-- Data to process --
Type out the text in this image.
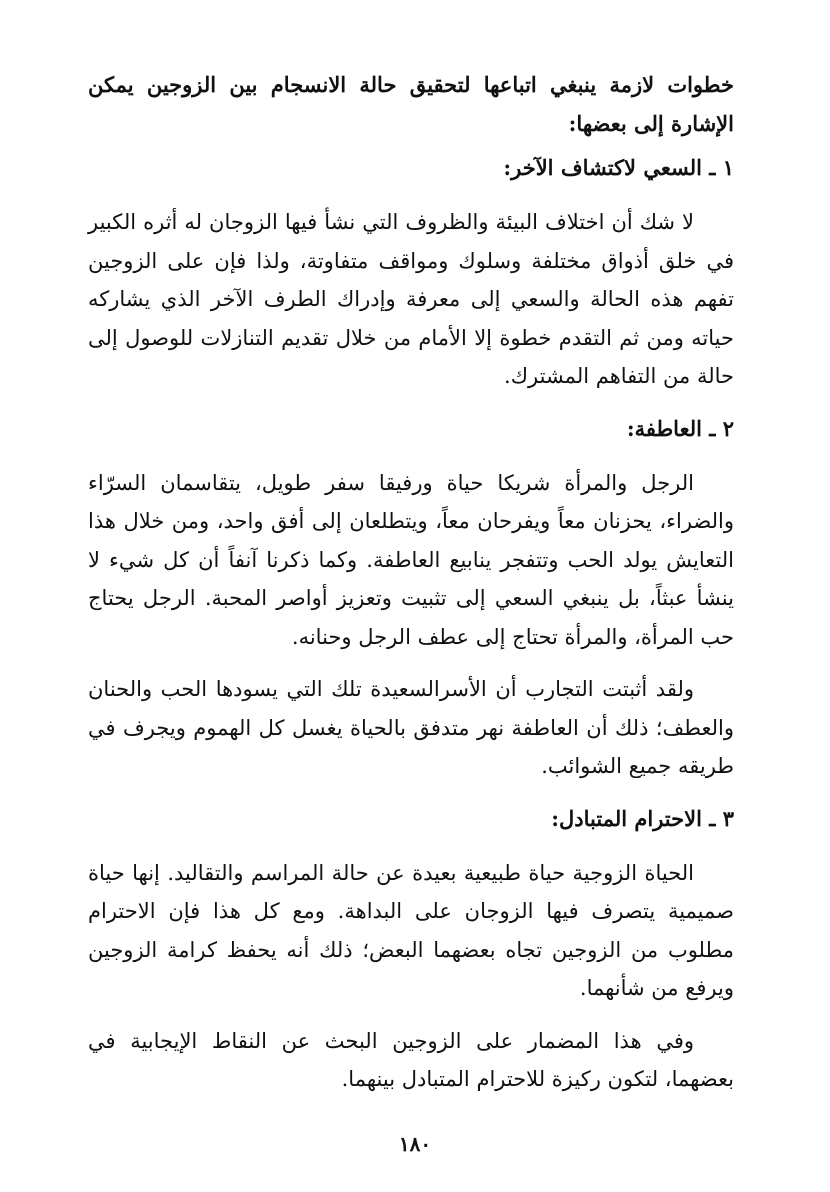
خطوات لازمة ينبغي اتباعها لتحقيق حالة الانسجام بين الزوجين يمكن الإشارة إلى بعضها:

١ ـ السعي لاكتشاف الآخر:

لا شك أن اختلاف البيئة والظروف التي نشأ فيها الزوجان له أثره الكبير في خلق أذواق مختلفة وسلوك ومواقف متفاوتة، ولذا فإن على الزوجين تفهم هذه الحالة والسعي إلى معرفة وإدراك الطرف الآخر الذي يشاركه حياته ومن ثم التقدم خطوة إلا الأمام من خلال تقديم التنازلات للوصول إلى حالة من التفاهم المشترك.

٢ ـ العاطفة:

الرجل والمرأة شريكا حياة ورفيقا سفر طويل، يتقاسمان السرّاء والضراء، يحزنان معاً ويفرحان معاً، ويتطلعان إلى أفق واحد، ومن خلال هذا التعايش يولد الحب وتتفجر ينابيع العاطفة. وكما ذكرنا آنفاً أن كل شيء لا ينشأ عبثاً، بل ينبغي السعي إلى تثبيت وتعزيز أواصر المحبة. الرجل يحتاج حب المرأة، والمرأة تحتاج إلى عطف الرجل وحنانه.

ولقد أثبتت التجارب أن الأسرالسعيدة تلك التي يسودها الحب والحنان والعطف؛ ذلك أن العاطفة نهر متدفق بالحياة يغسل كل الهموم ويجرف في طريقه جميع الشوائب.

٣ ـ الاحترام المتبادل:

الحياة الزوجية حياة طبيعية بعيدة عن حالة المراسم والتقاليد. إنها حياة صميمية يتصرف فيها الزوجان على البداهة. ومع كل هذا فإن الاحترام مطلوب من الزوجين تجاه بعضهما البعض؛ ذلك أنه يحفظ كرامة الزوجين ويرفع من شأنهما.

وفي هذا المضمار على الزوجين البحث عن النقاط الإيجابية في بعضهما، لتكون ركيزة للاحترام المتبادل بينهما.

١٨٠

-- Do this --
Output all of the records exactly as they appear above, but not the pictures.

-- Solution --
Type out the text in this image.
خطوات لازمة ينبغي اتباعها لتحقيق حالة الانسجام بين الزوجين يمكن الإشارة إلى بعضها:

١ ـ السعي لاكتشاف الآخر:

لا شك أن اختلاف البيئة والظروف التي نشأ فيها الزوجان له أثره الكبير في خلق أذواق مختلفة وسلوك ومواقف متفاوتة، ولذا فإن على الزوجين تفهم هذه الحالة والسعي إلى معرفة وإدراك الطرف الآخر الذي يشاركه حياته ومن ثم التقدم خطوة إلا الأمام من خلال تقديم التنازلات للوصول إلى حالة من التفاهم المشترك.

٢ ـ العاطفة:

الرجل والمرأة شريكا حياة ورفيقا سفر طويل، يتقاسمان السرّاء والضراء، يحزنان معاً ويفرحان معاً، ويتطلعان إلى أفق واحد، ومن خلال هذا التعايش يولد الحب وتتفجر ينابيع العاطفة. وكما ذكرنا آنفاً أن كل شيء لا ينشأ عبثاً، بل ينبغي السعي إلى تثبيت وتعزيز أواصر المحبة. الرجل يحتاج حب المرأة، والمرأة تحتاج إلى عطف الرجل وحنانه.

ولقد أثبتت التجارب أن الأسرالسعيدة تلك التي يسودها الحب والحنان والعطف؛ ذلك أن العاطفة نهر متدفق بالحياة يغسل كل الهموم ويجرف في طريقه جميع الشوائب.

٣ ـ الاحترام المتبادل:

الحياة الزوجية حياة طبيعية بعيدة عن حالة المراسم والتقاليد. إنها حياة صميمية يتصرف فيها الزوجان على البداهة. ومع كل هذا فإن الاحترام مطلوب من الزوجين تجاه بعضهما البعض؛ ذلك أنه يحفظ كرامة الزوجين ويرفع من شأنهما.

وفي هذا المضمار على الزوجين البحث عن النقاط الإيجابية في بعضهما، لتكون ركيزة للاحترام المتبادل بينهما.

١٨٠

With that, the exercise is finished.